Data to use:
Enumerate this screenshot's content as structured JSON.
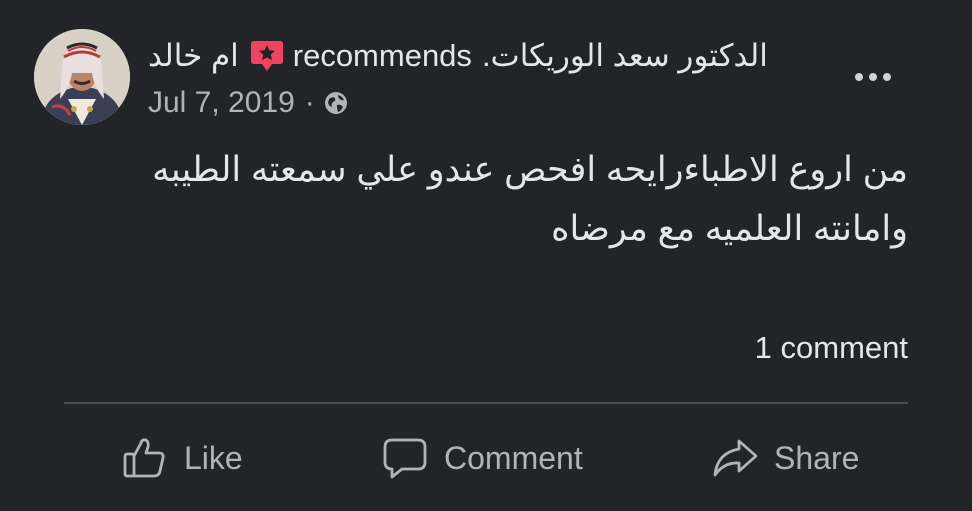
{
  "post": {
    "author": "ام خالد",
    "verb": "recommends",
    "page": "الدكتور سعد الوريكات.",
    "date": "Jul 7, 2019",
    "separator": "·",
    "privacy_icon": "globe-icon",
    "recommend_icon": "star-speech-bubble-icon",
    "badge_color": "#f3425f",
    "body_lines": [
      "من اروع الاطباءرايحه افحص عندو علي سمعته الطيبه",
      "وامانته العلميه مع مرضاه"
    ],
    "comments_count": "1 comment"
  },
  "actions": {
    "like": "Like",
    "comment": "Comment",
    "share": "Share"
  }
}
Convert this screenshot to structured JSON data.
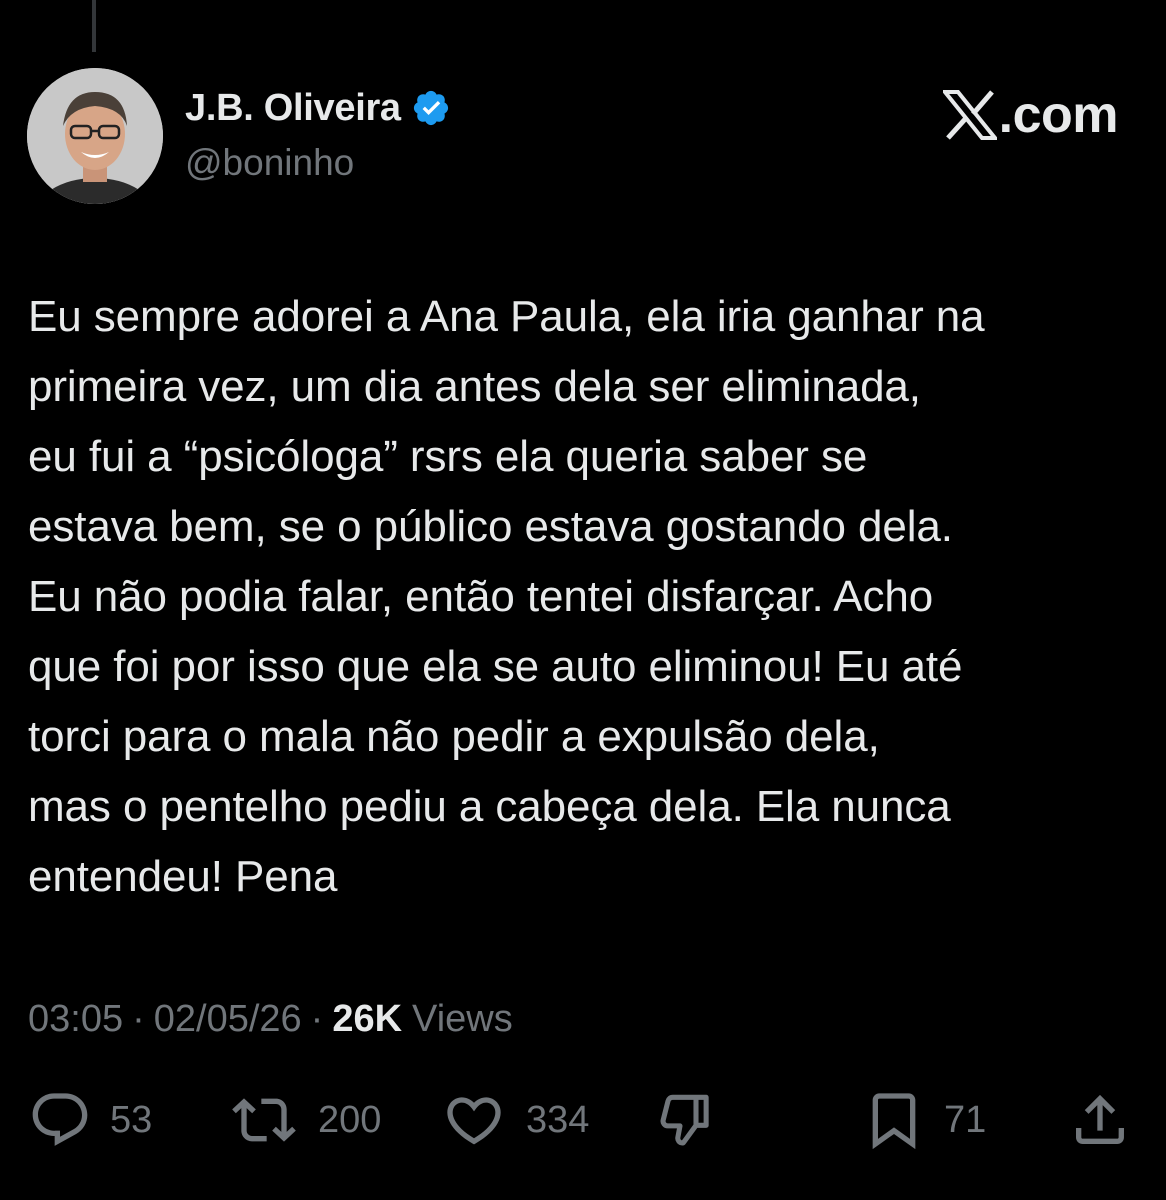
{
  "author": {
    "name": "J.B. Oliveira",
    "handle": "@boninho",
    "verified": true
  },
  "brand": {
    "domain": ".com",
    "logo_icon": "x-logo-icon"
  },
  "tweet": {
    "text": "Eu sempre adorei a Ana Paula, ela iria ganhar na\nprimeira vez, um dia antes dela ser eliminada,\neu fui a “psicóloga” rsrs ela queria saber se\nestava bem, se o público estava gostando dela.\nEu não podia falar, então tentei disfarçar. Acho\nque foi por isso que ela se auto eliminou! Eu até\ntorci para o mala não pedir a expulsão dela,\nmas o pentelho pediu a cabeça dela. Ela nunca\nentendeu! Pena",
    "time": "03:05",
    "date": "02/05/26",
    "separator": "·",
    "views_count": "26K",
    "views_label": "Views"
  },
  "actions": {
    "replies": "53",
    "reposts": "200",
    "likes": "334",
    "bookmarks": "71"
  },
  "colors": {
    "background": "#000000",
    "text_primary": "#e7e9ea",
    "text_secondary": "#71767b",
    "verified_blue": "#1d9bf0"
  }
}
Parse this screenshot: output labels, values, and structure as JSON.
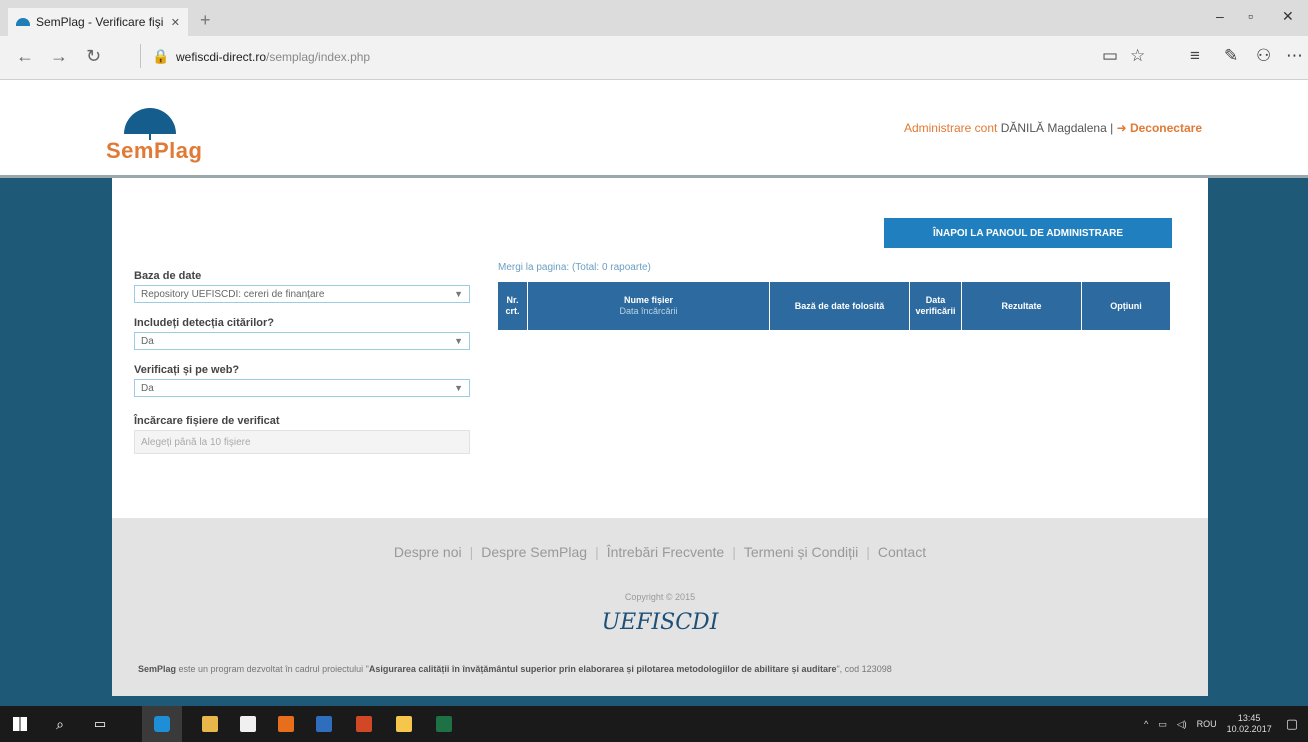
{
  "browser": {
    "tab_title": "SemPlag - Verificare fişi",
    "url_domain": "wefiscdi-direct.ro",
    "url_path": "/semplag/index.php",
    "icons": [
      "back-icon",
      "forward-icon",
      "refresh-icon",
      "lock-icon",
      "reading-view-icon",
      "favorite-icon",
      "hub-icon",
      "note-icon",
      "share-icon",
      "more-icon"
    ]
  },
  "header": {
    "logo_text": "SemPlag",
    "admin_link": "Administrare cont",
    "user_name": "DĂNILĂ Magdalena",
    "logout_label": "Deconectare"
  },
  "main": {
    "back_button_label": "ÎNAPOI LA PANOUL DE ADMINISTRARE",
    "form": {
      "db_label": "Baza de date",
      "db_value": "Repository UEFISCDI: cereri de finanțare",
      "citations_label": "Includeți detecția citărilor?",
      "citations_value": "Da",
      "web_label": "Verificați și pe web?",
      "web_value": "Da",
      "upload_label": "Încărcare fișiere de verificat",
      "upload_placeholder": "Alegeți până la 10 fișiere"
    },
    "goto_label": "Mergi la pagina:",
    "total_label": "(Total: 0 rapoarte)",
    "table": {
      "columns": [
        {
          "label": "Nr. crt."
        },
        {
          "label": "Nume fișier",
          "sub": "Data încărcării"
        },
        {
          "label": "Bază de date folosită"
        },
        {
          "label": "Data verificării"
        },
        {
          "label": "Rezultate"
        },
        {
          "label": "Opțiuni"
        }
      ]
    }
  },
  "footer": {
    "links": [
      "Despre noi",
      "Despre SemPlag",
      "Întrebări Frecvente",
      "Termeni și Condiții",
      "Contact"
    ],
    "copyright": "Copyright © 2015",
    "logo_text": "UEFISCDI",
    "about_prefix": "SemPlag",
    "about_text": " este un program dezvoltat în cadrul proiectului \"",
    "about_project": "Asigurarea calității în învățământul superior prin elaborarea și pilotarea metodologiilor de abilitare și auditare",
    "about_suffix": "\", cod 123098"
  },
  "taskbar": {
    "icons": [
      "windows-start-icon",
      "search-icon",
      "task-view-icon",
      "edge-icon",
      "file-explorer-icon",
      "store-icon",
      "office-icon",
      "outlook-icon",
      "powerpoint-icon",
      "folder-icon",
      "excel-icon"
    ],
    "lang": "ROU",
    "time": "13:45",
    "date": "10.02.2017"
  }
}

Your objective:
Work out how many lines of the data hold the string "screenshot". Reply with that number alone.

Answer to the exercise:
3